• _Aim_
Copy out every line of the records where the string "cañón" occurs.

Collection entries
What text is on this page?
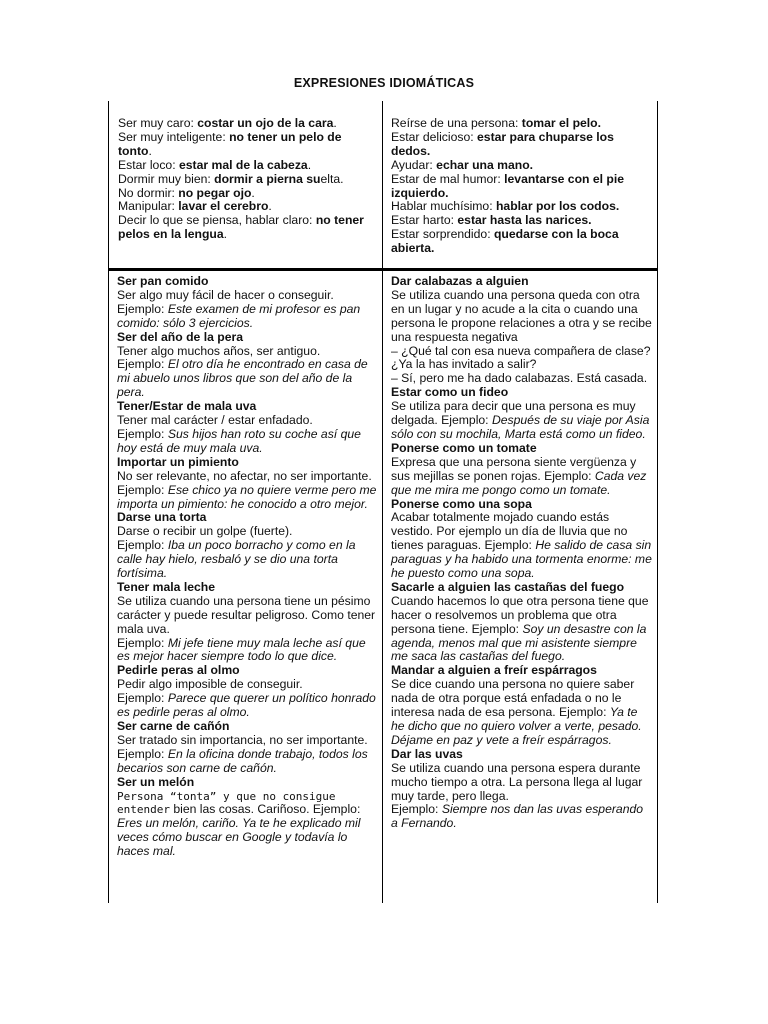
EXPRESIONES IDIOMÁTICAS
Ser muy caro: costar un ojo de la cara.
Ser muy inteligente: no tener un pelo de tonto.
Estar loco: estar mal de la cabeza.
Dormir muy bien: dormir a pierna suelta.
No dormir: no pegar ojo.
Manipular: lavar el cerebro.
Decir lo que se piensa, hablar claro: no tener pelos en la lengua.
Reírse de una persona: tomar el pelo.
Estar delicioso: estar para chuparse los dedos.
Ayudar: echar una mano.
Estar de mal humor: levantarse con el pie izquierdo.
Hablar muchísimo: hablar por los codos.
Estar harto: estar hasta las narices.
Estar sorprendido: quedarse con la boca abierta.
Ser pan comido
Ser algo muy fácil de hacer o conseguir.
Ejemplo: Este examen de mi profesor es pan comido: sólo 3 ejercicios.
Ser del año de la pera
Tener algo muchos años, ser antiguo.
Ejemplo: El otro día he encontrado en casa de mi abuelo unos libros que son del año de la pera.
Tener/Estar de mala uva
Tener mal carácter / estar enfadado.
Ejemplo: Sus hijos han roto su coche así que hoy está de muy mala uva.
Importar un pimiento
No ser relevante, no afectar, no ser importante.
Ejemplo: Ese chico ya no quiere verme pero me importa un pimiento: he conocido a otro mejor.
Darse una torta
Darse o recibir un golpe (fuerte).
Ejemplo: Iba un poco borracho y como en la calle hay hielo, resbaló y se dio una torta fortísima.
Tener mala leche
Se utiliza cuando una persona tiene un pésimo carácter y puede resultar peligroso. Como tener mala uva.
Ejemplo: Mi jefe tiene muy mala leche así que es mejor hacer siempre todo lo que dice.
Pedirle peras al olmo
Pedir algo imposible de conseguir.
Ejemplo: Parece que querer un político honrado es pedirle peras al olmo.
Ser carne de cañón
Ser tratado sin importancia, no ser importante.
Ejemplo: En la oficina donde trabajo, todos los becarios son carne de cañón.
Ser un melón
Persona “tonta” y que no consigue entender bien las cosas. Cariñoso. Ejemplo: Eres un melón, cariño. Ya te he explicado mil veces cómo buscar en Google y todavía lo haces mal.
Dar calabazas a alguien
Se utiliza cuando una persona queda con otra en un lugar y no acude a la cita o cuando una persona le propone relaciones a otra y se recibe una respuesta negativa
– ¿Qué tal con esa nueva compañera de clase? ¿Ya la has invitado a salir?
– Sí, pero me ha dado calabazas. Está casada.
Estar como un fideo
Se utiliza para decir que una persona es muy delgada. Ejemplo: Después de su viaje por Asia sólo con su mochila, Marta está como un fideo.
Ponerse como un tomate
Expresa que una persona siente vergüenza y sus mejillas se ponen rojas. Ejemplo: Cada vez que me mira me pongo como un tomate.
Ponerse como una sopa
Acabar totalmente mojado cuando estás vestido. Por ejemplo un día de lluvia que no tienes paraguas. Ejemplo: He salido de casa sin paraguas y ha habido una tormenta enorme: me he puesto como una sopa.
Sacarle a alguien las castañas del fuego
Cuando hacemos lo que otra persona tiene que hacer o resolvemos un problema que otra persona tiene. Ejemplo: Soy un desastre con la agenda, menos mal que mi asistente siempre me saca las castañas del fuego.
Mandar a alguien a freír espárragos
Se dice cuando una persona no quiere saber nada de otra porque está enfadada o no le interesa nada de esa persona. Ejemplo: Ya te he dicho que no quiero volver a verte, pesado. Déjame en paz y vete a freír espárragos.
Dar las uvas
Se utiliza cuando una persona espera durante mucho tiempo a otra. La persona llega al lugar muy tarde, pero llega.
Ejemplo: Siempre nos dan las uvas esperando a Fernando.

• _Exercise answer_
Ser carne de cañón
Ejemplo: En la oficina donde trabajo, todos los becarios son carne de cañón.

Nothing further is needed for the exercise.